■ Task directions:
Print all the entries verbatim.

■ Record extracts:

+---+

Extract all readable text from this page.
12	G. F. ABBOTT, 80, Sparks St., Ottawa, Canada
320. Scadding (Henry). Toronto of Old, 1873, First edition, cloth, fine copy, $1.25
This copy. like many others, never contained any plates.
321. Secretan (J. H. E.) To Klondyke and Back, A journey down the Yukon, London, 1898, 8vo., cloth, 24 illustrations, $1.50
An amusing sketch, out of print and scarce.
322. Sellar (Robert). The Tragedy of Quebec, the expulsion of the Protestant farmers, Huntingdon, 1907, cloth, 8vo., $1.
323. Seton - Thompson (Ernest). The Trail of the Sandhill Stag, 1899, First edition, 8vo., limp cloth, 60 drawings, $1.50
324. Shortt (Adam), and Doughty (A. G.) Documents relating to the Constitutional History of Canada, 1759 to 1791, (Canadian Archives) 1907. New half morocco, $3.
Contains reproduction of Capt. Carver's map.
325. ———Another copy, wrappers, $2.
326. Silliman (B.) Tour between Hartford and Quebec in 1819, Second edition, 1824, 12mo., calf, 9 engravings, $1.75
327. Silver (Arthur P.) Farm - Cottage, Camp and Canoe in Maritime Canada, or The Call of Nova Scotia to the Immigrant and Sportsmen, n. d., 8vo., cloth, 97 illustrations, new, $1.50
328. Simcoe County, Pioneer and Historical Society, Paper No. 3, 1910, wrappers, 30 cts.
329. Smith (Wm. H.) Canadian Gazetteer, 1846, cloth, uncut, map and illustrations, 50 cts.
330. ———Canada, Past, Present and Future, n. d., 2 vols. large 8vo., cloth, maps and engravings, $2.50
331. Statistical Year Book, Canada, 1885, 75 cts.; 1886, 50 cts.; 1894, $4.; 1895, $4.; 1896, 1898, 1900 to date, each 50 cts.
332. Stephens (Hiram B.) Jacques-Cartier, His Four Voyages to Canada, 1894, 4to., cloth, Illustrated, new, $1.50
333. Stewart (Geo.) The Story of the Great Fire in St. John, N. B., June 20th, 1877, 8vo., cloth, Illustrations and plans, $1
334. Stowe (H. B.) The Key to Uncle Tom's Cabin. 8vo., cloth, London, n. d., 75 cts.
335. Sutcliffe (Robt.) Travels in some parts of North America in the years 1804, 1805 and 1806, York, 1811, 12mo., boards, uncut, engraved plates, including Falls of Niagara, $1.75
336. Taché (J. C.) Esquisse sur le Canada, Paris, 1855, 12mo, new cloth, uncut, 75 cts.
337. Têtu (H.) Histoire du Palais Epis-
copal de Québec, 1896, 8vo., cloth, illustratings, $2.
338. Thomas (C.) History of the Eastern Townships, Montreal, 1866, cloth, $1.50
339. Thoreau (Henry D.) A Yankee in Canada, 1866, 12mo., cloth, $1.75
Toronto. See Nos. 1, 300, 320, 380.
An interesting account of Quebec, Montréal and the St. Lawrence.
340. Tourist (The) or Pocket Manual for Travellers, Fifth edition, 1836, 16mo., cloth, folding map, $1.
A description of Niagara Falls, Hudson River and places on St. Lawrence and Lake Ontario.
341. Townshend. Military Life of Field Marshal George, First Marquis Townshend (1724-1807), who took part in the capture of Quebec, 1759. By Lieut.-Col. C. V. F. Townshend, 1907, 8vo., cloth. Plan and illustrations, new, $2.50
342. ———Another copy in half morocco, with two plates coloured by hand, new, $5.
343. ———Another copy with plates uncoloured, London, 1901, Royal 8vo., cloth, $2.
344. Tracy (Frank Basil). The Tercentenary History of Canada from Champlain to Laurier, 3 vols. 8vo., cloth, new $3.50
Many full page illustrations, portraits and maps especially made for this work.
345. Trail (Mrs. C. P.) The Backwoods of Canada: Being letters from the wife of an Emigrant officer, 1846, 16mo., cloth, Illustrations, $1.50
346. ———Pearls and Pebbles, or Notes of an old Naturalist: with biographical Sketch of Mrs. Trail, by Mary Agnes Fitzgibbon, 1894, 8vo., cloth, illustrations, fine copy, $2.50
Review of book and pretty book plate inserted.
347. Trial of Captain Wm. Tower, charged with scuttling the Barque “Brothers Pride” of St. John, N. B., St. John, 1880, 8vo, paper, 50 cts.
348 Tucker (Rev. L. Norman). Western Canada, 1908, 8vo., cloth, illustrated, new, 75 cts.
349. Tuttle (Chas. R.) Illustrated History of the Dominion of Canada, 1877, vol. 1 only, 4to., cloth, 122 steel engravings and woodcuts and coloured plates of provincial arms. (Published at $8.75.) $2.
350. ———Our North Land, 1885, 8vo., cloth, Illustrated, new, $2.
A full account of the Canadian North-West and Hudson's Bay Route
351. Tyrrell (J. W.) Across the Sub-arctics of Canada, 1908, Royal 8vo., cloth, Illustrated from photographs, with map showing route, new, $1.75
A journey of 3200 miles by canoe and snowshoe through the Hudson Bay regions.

+---+

■ Correct output:
Extract all readable text from this page.
12	G. F. ABBOTT, 80, Sparks St., Ottawa, Canada
320. Scadding (Henry). Toronto of Old, 1873, First edition, cloth, fine copy, $1.25
This copy. like many others, never contained any plates.
321. Secretan (J. H. E.) To Klondyke and Back, A journey down the Yukon, London, 1898, 8vo., cloth, 24 illustrations, $1.50
An amusing sketch, out of print and scarce.
322. Sellar (Robert). The Tragedy of Quebec, the expulsion of the Protestant farmers, Huntingdon, 1907, cloth, 8vo., $1.
323. Seton - Thompson (Ernest). The Trail of the Sandhill Stag, 1899, First edition, 8vo., limp cloth, 60 drawings, $1.50
324. Shortt (Adam), and Doughty (A. G.) Documents relating to the Constitutional History of Canada, 1759 to 1791, (Canadian Archives) 1907. New half morocco, $3.
Contains reproduction of Capt. Carver's map.
325. ———Another copy, wrappers, $2.
326. Silliman (B.) Tour between Hartford and Quebec in 1819, Second edition, 1824, 12mo., calf, 9 engravings, $1.75
327. Silver (Arthur P.) Farm - Cottage, Camp and Canoe in Maritime Canada, or The Call of Nova Scotia to the Immigrant and Sportsmen, n. d., 8vo., cloth, 97 illustrations, new, $1.50
328. Simcoe County, Pioneer and Historical Society, Paper No. 3, 1910, wrappers, 30 cts.
329. Smith (Wm. H.) Canadian Gazetteer, 1846, cloth, uncut, map and illustrations, 50 cts.
330. ———Canada, Past, Present and Future, n. d., 2 vols. large 8vo., cloth, maps and engravings, $2.50
331. Statistical Year Book, Canada, 1885, 75 cts.; 1886, 50 cts.; 1894, $4.; 1895, $4.; 1896, 1898, 1900 to date, each 50 cts.
332. Stephens (Hiram B.) Jacques-Cartier, His Four Voyages to Canada, 1894, 4to., cloth, Illustrated, new, $1.50
333. Stewart (Geo.) The Story of the Great Fire in St. John, N. B., June 20th, 1877, 8vo., cloth, Illustrations and plans, $1
334. Stowe (H. B.) The Key to Uncle Tom's Cabin. 8vo., cloth, London, n. d., 75 cts.
335. Sutcliffe (Robt.) Travels in some parts of North America in the years 1804, 1805 and 1806, York, 1811, 12mo., boards, uncut, engraved plates, including Falls of Niagara, $1.75
336. Taché (J. C.) Esquisse sur le Canada, Paris, 1855, 12mo, new cloth, uncut, 75 cts.
337. Têtu (H.) Histoire du Palais Epis-
copal de Québec, 1896, 8vo., cloth, illustratings, $2.
338. Thomas (C.) History of the Eastern Townships, Montreal, 1866, cloth, $1.50
339. Thoreau (Henry D.) A Yankee in Canada, 1866, 12mo., cloth, $1.75
Toronto. See Nos. 1, 300, 320, 380.
An interesting account of Quebec, Montréal and the St. Lawrence.
340. Tourist (The) or Pocket Manual for Travellers, Fifth edition, 1836, 16mo., cloth, folding map, $1.
A description of Niagara Falls, Hudson River and places on St. Lawrence and Lake Ontario.
341. Townshend. Military Life of Field Marshal George, First Marquis Townshend (1724-1807), who took part in the capture of Quebec, 1759. By Lieut.-Col. C. V. F. Townshend, 1907, 8vo., cloth. Plan and illustrations, new, $2.50
342. ———Another copy in half morocco, with two plates coloured by hand, new, $5.
343. ———Another copy with plates uncoloured, London, 1901, Royal 8vo., cloth, $2.
344. Tracy (Frank Basil). The Tercentenary History of Canada from Champlain to Laurier, 3 vols. 8vo., cloth, new $3.50
Many full page illustrations, portraits and maps especially made for this work.
345. Trail (Mrs. C. P.) The Backwoods of Canada: Being letters from the wife of an Emigrant officer, 1846, 16mo., cloth, Illustrations, $1.50
346. ———Pearls and Pebbles, or Notes of an old Naturalist: with biographical Sketch of Mrs. Trail, by Mary Agnes Fitzgibbon, 1894, 8vo., cloth, illustrations, fine copy, $2.50
Review of book and pretty book plate inserted.
347. Trial of Captain Wm. Tower, charged with scuttling the Barque “Brothers Pride” of St. John, N. B., St. John, 1880, 8vo, paper, 50 cts.
348 Tucker (Rev. L. Norman). Western Canada, 1908, 8vo., cloth, illustrated, new, 75 cts.
349. Tuttle (Chas. R.) Illustrated History of the Dominion of Canada, 1877, vol. 1 only, 4to., cloth, 122 steel engravings and woodcuts and coloured plates of provincial arms. (Published at $8.75.) $2.
350. ———Our North Land, 1885, 8vo., cloth, Illustrated, new, $2.
A full account of the Canadian North-West and Hudson's Bay Route
351. Tyrrell (J. W.) Across the Sub-arctics of Canada, 1908, Royal 8vo., cloth, Illustrated from photographs, with map showing route, new, $1.75
A journey of 3200 miles by canoe and snowshoe through the Hudson Bay regions.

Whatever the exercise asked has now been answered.